==== Exercise data ====

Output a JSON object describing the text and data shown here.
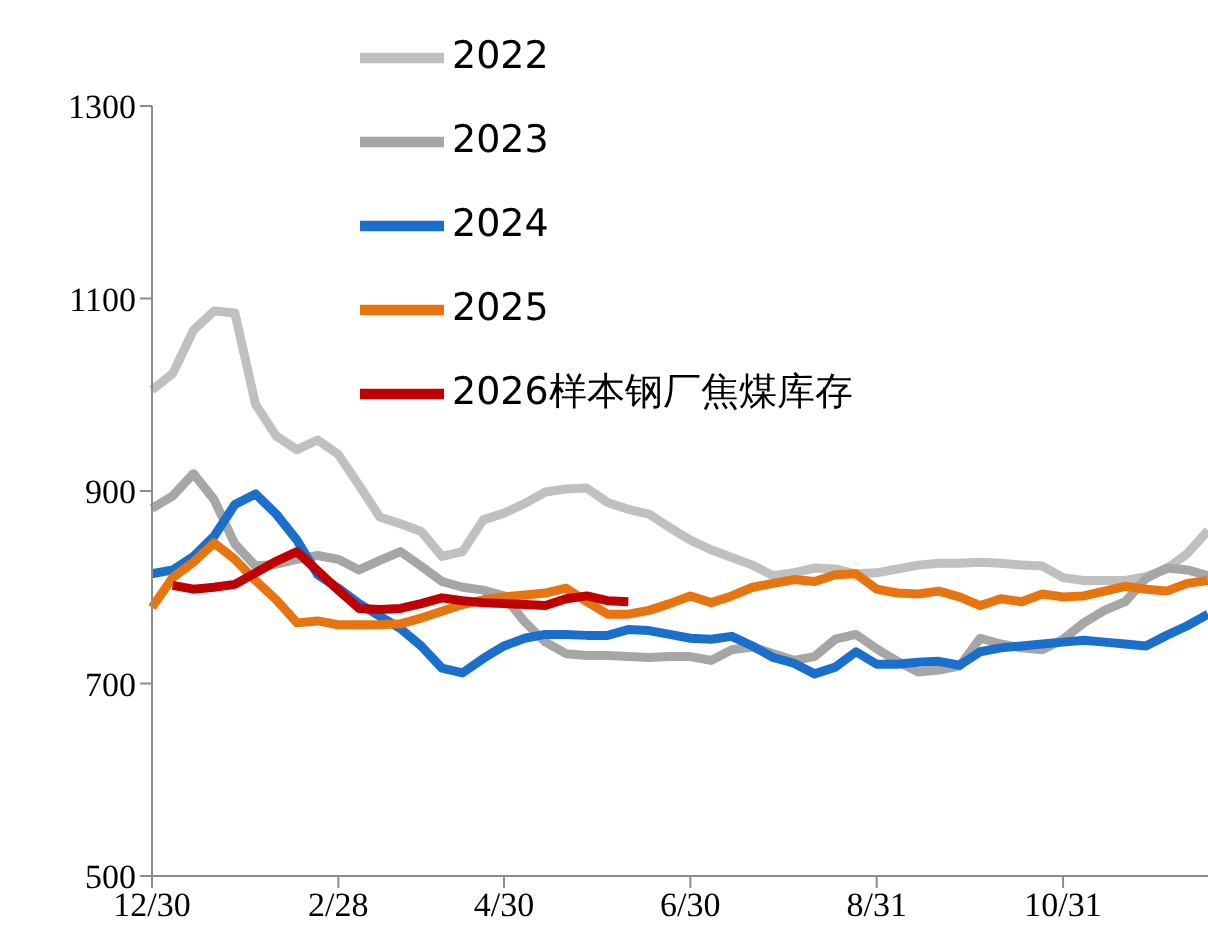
{
  "chart_data": {
    "type": "line",
    "legend": "top",
    "categories": [
      "12/30",
      null,
      null,
      null,
      null,
      null,
      null,
      null,
      null,
      "2/28",
      null,
      null,
      null,
      null,
      null,
      null,
      null,
      "4/30",
      null,
      null,
      null,
      null,
      null,
      null,
      null,
      null,
      "6/30",
      null,
      null,
      null,
      null,
      null,
      null,
      null,
      null,
      "8/31",
      null,
      null,
      null,
      null,
      null,
      null,
      null,
      null,
      "10/31",
      null,
      null,
      null,
      null,
      null,
      null,
      null
    ],
    "ylim": [
      500,
      1300
    ],
    "yticks": [
      500,
      700,
      900,
      1100,
      1300
    ],
    "series": [
      {
        "name": "2022",
        "color": "#c0c0c0",
        "values": [
          1005,
          1022,
          1067,
          1087,
          1085,
          990,
          957,
          943,
          953,
          938,
          906,
          873,
          866,
          858,
          832,
          837,
          870,
          877,
          887,
          899,
          902,
          903,
          888,
          881,
          876,
          862,
          849,
          839,
          831,
          823,
          812,
          815,
          820,
          819,
          814,
          815,
          819,
          823,
          825,
          825,
          826,
          825,
          823,
          822,
          810,
          807,
          807,
          807,
          811,
          819,
          835,
          859
        ]
      },
      {
        "name": "2023",
        "color": "#a6a6a6",
        "values": [
          882,
          895,
          918,
          891,
          845,
          822,
          824,
          829,
          833,
          829,
          818,
          828,
          837,
          822,
          806,
          800,
          797,
          791,
          764,
          743,
          731,
          729,
          729,
          728,
          727,
          728,
          728,
          724,
          735,
          738,
          731,
          724,
          728,
          746,
          751,
          736,
          723,
          712,
          714,
          718,
          747,
          741,
          737,
          735,
          746,
          763,
          776,
          785,
          809,
          820,
          818,
          812
        ]
      },
      {
        "name": "2024",
        "color": "#1a6fcc",
        "values": [
          814,
          818,
          832,
          853,
          886,
          897,
          876,
          849,
          813,
          799,
          783,
          770,
          757,
          739,
          716,
          711,
          726,
          739,
          747,
          751,
          751,
          750,
          750,
          756,
          755,
          751,
          747,
          746,
          749,
          739,
          727,
          721,
          710,
          717,
          733,
          720,
          720,
          722,
          723,
          719,
          733,
          737,
          739,
          741,
          743,
          745,
          743,
          741,
          739,
          750,
          760,
          772
        ]
      },
      {
        "name": "2025",
        "color": "#e8740f",
        "values": [
          779,
          810,
          826,
          846,
          829,
          807,
          787,
          763,
          765,
          761,
          761,
          761,
          762,
          768,
          775,
          782,
          787,
          790,
          792,
          794,
          799,
          785,
          772,
          772,
          776,
          783,
          791,
          784,
          791,
          800,
          804,
          808,
          806,
          813,
          814,
          798,
          794,
          793,
          796,
          790,
          781,
          788,
          785,
          793,
          790,
          791,
          796,
          801,
          798,
          796,
          804,
          807
        ]
      },
      {
        "name": "2026样本钢厂焦煤库存",
        "color": "#c00000",
        "values": [
          null,
          802,
          798,
          800,
          803,
          815,
          827,
          837,
          817,
          797,
          778,
          777,
          778,
          783,
          789,
          786,
          784,
          783,
          782,
          781,
          788,
          791,
          786,
          785,
          null,
          null,
          null,
          null,
          null,
          null,
          null,
          null,
          null,
          null,
          null,
          null,
          null,
          null,
          null,
          null,
          null,
          null,
          null,
          null,
          null,
          null,
          null,
          null,
          null,
          null,
          null,
          null
        ]
      }
    ]
  }
}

====

*Written task*.
Print out every entry above without changing a word, and leave out the pictures.

*Response to this task*.
Output a JSON object describing the text and data shown here.
{
  "chart_data": {
    "type": "line",
    "legend": "top",
    "categories": [
      "12/30",
      null,
      null,
      null,
      null,
      null,
      null,
      null,
      null,
      "2/28",
      null,
      null,
      null,
      null,
      null,
      null,
      null,
      "4/30",
      null,
      null,
      null,
      null,
      null,
      null,
      null,
      null,
      "6/30",
      null,
      null,
      null,
      null,
      null,
      null,
      null,
      null,
      "8/31",
      null,
      null,
      null,
      null,
      null,
      null,
      null,
      null,
      "10/31",
      null,
      null,
      null,
      null,
      null,
      null,
      null
    ],
    "ylim": [
      500,
      1300
    ],
    "yticks": [
      500,
      700,
      900,
      1100,
      1300
    ],
    "series": [
      {
        "name": "2022",
        "color": "#c0c0c0",
        "values": [
          1005,
          1022,
          1067,
          1087,
          1085,
          990,
          957,
          943,
          953,
          938,
          906,
          873,
          866,
          858,
          832,
          837,
          870,
          877,
          887,
          899,
          902,
          903,
          888,
          881,
          876,
          862,
          849,
          839,
          831,
          823,
          812,
          815,
          820,
          819,
          814,
          815,
          819,
          823,
          825,
          825,
          826,
          825,
          823,
          822,
          810,
          807,
          807,
          807,
          811,
          819,
          835,
          859
        ]
      },
      {
        "name": "2023",
        "color": "#a6a6a6",
        "values": [
          882,
          895,
          918,
          891,
          845,
          822,
          824,
          829,
          833,
          829,
          818,
          828,
          837,
          822,
          806,
          800,
          797,
          791,
          764,
          743,
          731,
          729,
          729,
          728,
          727,
          728,
          728,
          724,
          735,
          738,
          731,
          724,
          728,
          746,
          751,
          736,
          723,
          712,
          714,
          718,
          747,
          741,
          737,
          735,
          746,
          763,
          776,
          785,
          809,
          820,
          818,
          812
        ]
      },
      {
        "name": "2024",
        "color": "#1a6fcc",
        "values": [
          814,
          818,
          832,
          853,
          886,
          897,
          876,
          849,
          813,
          799,
          783,
          770,
          757,
          739,
          716,
          711,
          726,
          739,
          747,
          751,
          751,
          750,
          750,
          756,
          755,
          751,
          747,
          746,
          749,
          739,
          727,
          721,
          710,
          717,
          733,
          720,
          720,
          722,
          723,
          719,
          733,
          737,
          739,
          741,
          743,
          745,
          743,
          741,
          739,
          750,
          760,
          772
        ]
      },
      {
        "name": "2025",
        "color": "#e8740f",
        "values": [
          779,
          810,
          826,
          846,
          829,
          807,
          787,
          763,
          765,
          761,
          761,
          761,
          762,
          768,
          775,
          782,
          787,
          790,
          792,
          794,
          799,
          785,
          772,
          772,
          776,
          783,
          791,
          784,
          791,
          800,
          804,
          808,
          806,
          813,
          814,
          798,
          794,
          793,
          796,
          790,
          781,
          788,
          785,
          793,
          790,
          791,
          796,
          801,
          798,
          796,
          804,
          807
        ]
      },
      {
        "name": "2026样本钢厂焦煤库存",
        "color": "#c00000",
        "values": [
          null,
          802,
          798,
          800,
          803,
          815,
          827,
          837,
          817,
          797,
          778,
          777,
          778,
          783,
          789,
          786,
          784,
          783,
          782,
          781,
          788,
          791,
          786,
          785,
          null,
          null,
          null,
          null,
          null,
          null,
          null,
          null,
          null,
          null,
          null,
          null,
          null,
          null,
          null,
          null,
          null,
          null,
          null,
          null,
          null,
          null,
          null,
          null,
          null,
          null,
          null,
          null
        ]
      }
    ]
  }
}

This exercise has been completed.